- [Exercise]
Answer these about the forum posts below:
(a) How many bolts are in the perimeter?
(b) What size are the bolts for the filler plate and sender?
(c) What type of valve cover gaskets replaced the old leaking cork ones?

- [Selected excerpt]
- Opening Delimiter -

In reply to Shavarsh :

Yep! 

Any concerns about the 1/4-20 mounts in shear? Id ASSUME not since its painted, but figured id ask. Youve essentially done what was in my brain, only i was thinking 6-8 mounts with 3/8. But i also overbuild everything and make E36 M3 WAY too heavy. 

Shavarsh
Shavarsh Reader
12/14/21 1:30 p.m.

No concern, the inner tank to lid studs and the lid to can bolts are both 1/4-20 from Jazz so I have no doubt they are up to the task. There are 14 bolts in the perimeter and 12 studs in the tank to lid connection. Its more about spacing out force than outright failure strength in this case. The bolts for the filler plate and sender are both 10-32. The bolts from the cell cage to the chassis are 3/8, no concern there either.

Shavarsh
Shavarsh Reader
12/16/21 12:04 a.m.

The passenger manifold was slightly warped after quickly mig welding it together the first time. I went back over the sketchy looking spots with the tig while clamped to the table to straighten it out. Then quite awhile spent hand sanding to get the flange a bit more even.

 

Next up I upgraded the valve cover gaskets to the rubber type from the old leaking cork gaskets. Hopefully this helps stop the bay from getting covered in oil.

- Closing Delimiter -

- [Dataset content]
- Opening Delimiter -

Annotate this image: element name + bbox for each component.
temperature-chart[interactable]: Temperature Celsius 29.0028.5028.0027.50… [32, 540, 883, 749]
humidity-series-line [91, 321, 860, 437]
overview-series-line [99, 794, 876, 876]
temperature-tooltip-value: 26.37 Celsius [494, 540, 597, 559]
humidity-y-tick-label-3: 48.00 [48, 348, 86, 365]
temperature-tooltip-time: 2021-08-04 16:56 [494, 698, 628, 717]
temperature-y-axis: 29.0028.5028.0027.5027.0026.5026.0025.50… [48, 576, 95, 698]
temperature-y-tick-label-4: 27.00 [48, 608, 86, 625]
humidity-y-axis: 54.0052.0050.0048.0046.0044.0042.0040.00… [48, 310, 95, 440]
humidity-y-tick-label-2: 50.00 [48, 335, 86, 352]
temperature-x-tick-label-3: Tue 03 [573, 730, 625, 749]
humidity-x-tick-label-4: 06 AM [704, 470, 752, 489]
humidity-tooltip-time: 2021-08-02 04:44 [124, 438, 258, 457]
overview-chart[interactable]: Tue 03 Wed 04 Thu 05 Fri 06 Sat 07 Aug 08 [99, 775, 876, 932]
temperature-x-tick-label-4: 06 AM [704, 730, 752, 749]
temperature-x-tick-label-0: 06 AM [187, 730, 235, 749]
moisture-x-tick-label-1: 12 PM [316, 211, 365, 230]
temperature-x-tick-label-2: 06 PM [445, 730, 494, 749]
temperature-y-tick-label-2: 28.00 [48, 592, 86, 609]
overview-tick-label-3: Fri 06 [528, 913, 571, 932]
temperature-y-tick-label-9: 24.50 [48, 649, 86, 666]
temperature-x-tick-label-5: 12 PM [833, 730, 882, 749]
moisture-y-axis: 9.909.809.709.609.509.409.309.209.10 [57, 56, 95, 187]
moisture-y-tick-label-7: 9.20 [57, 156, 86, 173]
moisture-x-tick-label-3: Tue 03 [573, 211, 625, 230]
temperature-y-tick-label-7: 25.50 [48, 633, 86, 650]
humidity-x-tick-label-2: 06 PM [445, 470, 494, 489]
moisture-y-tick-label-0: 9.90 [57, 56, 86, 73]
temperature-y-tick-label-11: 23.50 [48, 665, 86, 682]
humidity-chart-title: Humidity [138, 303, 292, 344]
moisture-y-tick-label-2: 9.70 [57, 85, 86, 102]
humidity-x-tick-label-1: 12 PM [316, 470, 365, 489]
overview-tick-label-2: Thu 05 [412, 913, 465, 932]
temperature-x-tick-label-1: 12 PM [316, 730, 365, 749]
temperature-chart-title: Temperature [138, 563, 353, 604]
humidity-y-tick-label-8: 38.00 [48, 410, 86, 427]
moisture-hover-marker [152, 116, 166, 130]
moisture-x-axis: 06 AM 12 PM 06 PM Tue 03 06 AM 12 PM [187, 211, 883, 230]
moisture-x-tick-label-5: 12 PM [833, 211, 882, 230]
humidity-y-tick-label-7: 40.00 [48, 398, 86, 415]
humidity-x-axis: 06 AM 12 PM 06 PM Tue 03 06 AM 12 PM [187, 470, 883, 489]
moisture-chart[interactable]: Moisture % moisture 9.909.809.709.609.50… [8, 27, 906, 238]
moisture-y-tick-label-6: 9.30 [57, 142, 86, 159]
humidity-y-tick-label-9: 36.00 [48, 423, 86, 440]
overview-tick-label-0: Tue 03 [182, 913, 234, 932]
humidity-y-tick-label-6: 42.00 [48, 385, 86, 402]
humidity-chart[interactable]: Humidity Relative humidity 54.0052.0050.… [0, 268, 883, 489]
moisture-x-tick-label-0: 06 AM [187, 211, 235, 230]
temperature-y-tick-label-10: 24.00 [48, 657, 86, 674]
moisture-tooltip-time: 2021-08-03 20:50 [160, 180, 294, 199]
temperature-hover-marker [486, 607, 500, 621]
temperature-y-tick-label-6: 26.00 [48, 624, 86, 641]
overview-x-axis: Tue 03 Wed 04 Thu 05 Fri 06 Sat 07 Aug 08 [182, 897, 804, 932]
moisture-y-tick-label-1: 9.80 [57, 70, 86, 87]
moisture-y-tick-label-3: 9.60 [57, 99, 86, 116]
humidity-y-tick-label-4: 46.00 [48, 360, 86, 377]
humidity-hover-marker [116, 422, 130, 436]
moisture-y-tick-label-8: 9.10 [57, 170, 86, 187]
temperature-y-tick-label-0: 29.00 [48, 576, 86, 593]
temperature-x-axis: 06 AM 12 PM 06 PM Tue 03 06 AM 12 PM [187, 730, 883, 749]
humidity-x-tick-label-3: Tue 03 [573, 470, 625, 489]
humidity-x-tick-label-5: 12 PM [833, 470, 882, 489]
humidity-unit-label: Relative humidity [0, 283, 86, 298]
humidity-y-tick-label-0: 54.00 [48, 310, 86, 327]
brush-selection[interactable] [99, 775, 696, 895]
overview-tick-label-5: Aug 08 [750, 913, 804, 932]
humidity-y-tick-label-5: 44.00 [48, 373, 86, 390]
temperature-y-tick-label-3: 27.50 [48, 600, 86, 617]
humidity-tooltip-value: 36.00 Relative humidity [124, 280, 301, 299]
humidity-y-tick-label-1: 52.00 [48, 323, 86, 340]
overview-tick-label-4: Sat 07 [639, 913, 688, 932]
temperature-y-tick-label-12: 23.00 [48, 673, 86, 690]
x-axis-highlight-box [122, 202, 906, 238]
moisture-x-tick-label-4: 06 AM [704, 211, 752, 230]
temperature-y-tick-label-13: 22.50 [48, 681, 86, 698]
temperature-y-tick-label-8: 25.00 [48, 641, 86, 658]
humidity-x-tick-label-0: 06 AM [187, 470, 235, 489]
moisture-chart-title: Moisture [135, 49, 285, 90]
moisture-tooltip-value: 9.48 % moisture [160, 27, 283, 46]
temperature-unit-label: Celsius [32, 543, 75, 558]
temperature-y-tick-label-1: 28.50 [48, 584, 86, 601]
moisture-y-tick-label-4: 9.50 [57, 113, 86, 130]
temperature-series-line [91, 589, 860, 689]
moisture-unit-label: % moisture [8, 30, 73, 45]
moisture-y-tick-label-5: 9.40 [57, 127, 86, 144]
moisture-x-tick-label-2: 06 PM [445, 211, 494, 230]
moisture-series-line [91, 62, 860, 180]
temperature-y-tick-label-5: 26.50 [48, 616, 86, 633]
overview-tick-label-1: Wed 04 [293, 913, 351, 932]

- Closing Delimiter -

- [Answer to this problem]
(a) 14
(b) 10-32
(c) Rubber